◆ AIM ◆
Do not carry the pictures over; copy every other part of the entries exactly.

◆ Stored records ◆

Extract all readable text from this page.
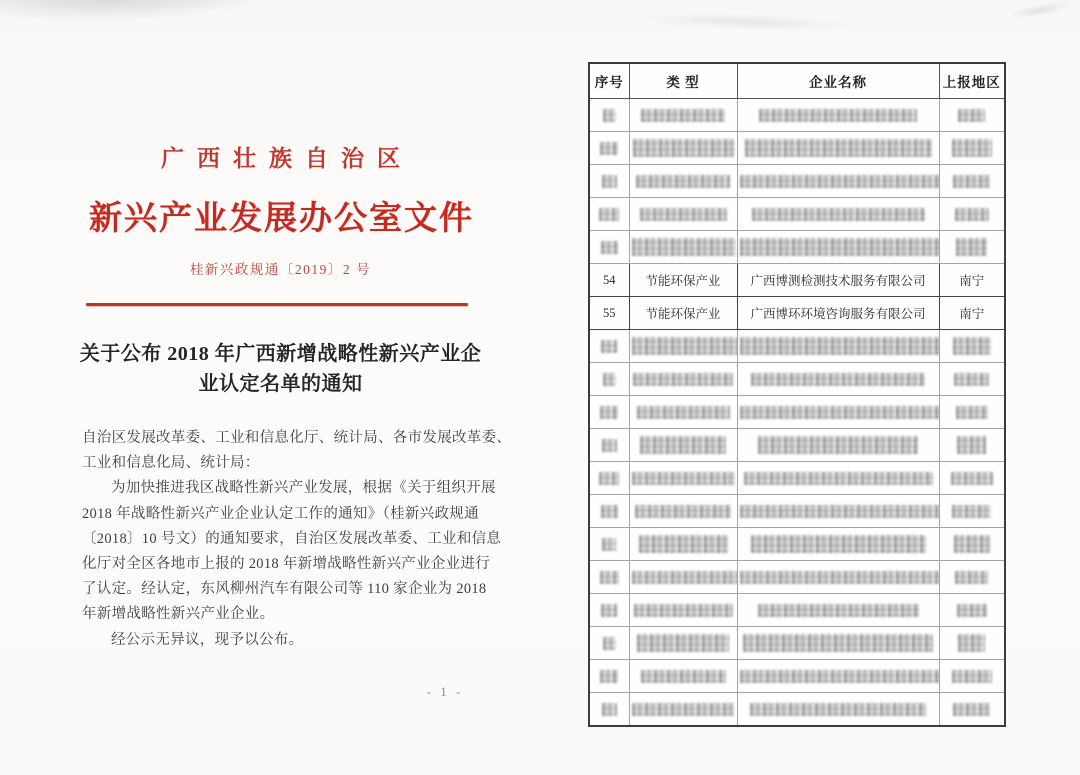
广西壮族自治区
新兴产业发展办公室文件
桂新兴政规通〔2019〕2 号
关于公布 2018 年广西新增战略性新兴产业企
业认定名单的通知
自治区发展改革委、工业和信息化厅、统计局、各市发展改革委、
工业和信息化局、统计局：
为加快推进我区战略性新兴产业发展，根据《关于组织开展
2018 年战略性新兴产业企业认定工作的通知》（桂新兴政规通
〔2018〕10 号文）的通知要求，自治区发展改革委、工业和信息
化厅对全区各地市上报的 2018 年新增战略性新兴产业企业进行
了认定。经认定，东风柳州汽车有限公司等 110 家企业为 2018
年新增战略性新兴产业企业。
经公示无异议，现予以公布。
- 1 -
序号	类 型	企业名称	上报地区

54	节能环保产业	广西博测检测技术服务有限公司	南宁
55	节能环保产业	广西博环环境咨询服务有限公司	南宁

◆ ANSWER TO THIS TASK ◆
Extract all readable text from this page.
广西壮族自治区
新兴产业发展办公室文件
桂新兴政规通〔2019〕2 号
关于公布 2018 年广西新增战略性新兴产业企
业认定名单的通知
自治区发展改革委、工业和信息化厅、统计局、各市发展改革委、
工业和信息化局、统计局：
为加快推进我区战略性新兴产业发展，根据《关于组织开展
2018 年战略性新兴产业企业认定工作的通知》（桂新兴政规通
〔2018〕10 号文）的通知要求，自治区发展改革委、工业和信息
化厅对全区各地市上报的 2018 年新增战略性新兴产业企业进行
了认定。经认定，东风柳州汽车有限公司等 110 家企业为 2018
年新增战略性新兴产业企业。
经公示无异议，现予以公布。
- 1 -
序号	类 型	企业名称	上报地区

54	节能环保产业	广西博测检测技术服务有限公司	南宁
55	节能环保产业	广西博环环境咨询服务有限公司	南宁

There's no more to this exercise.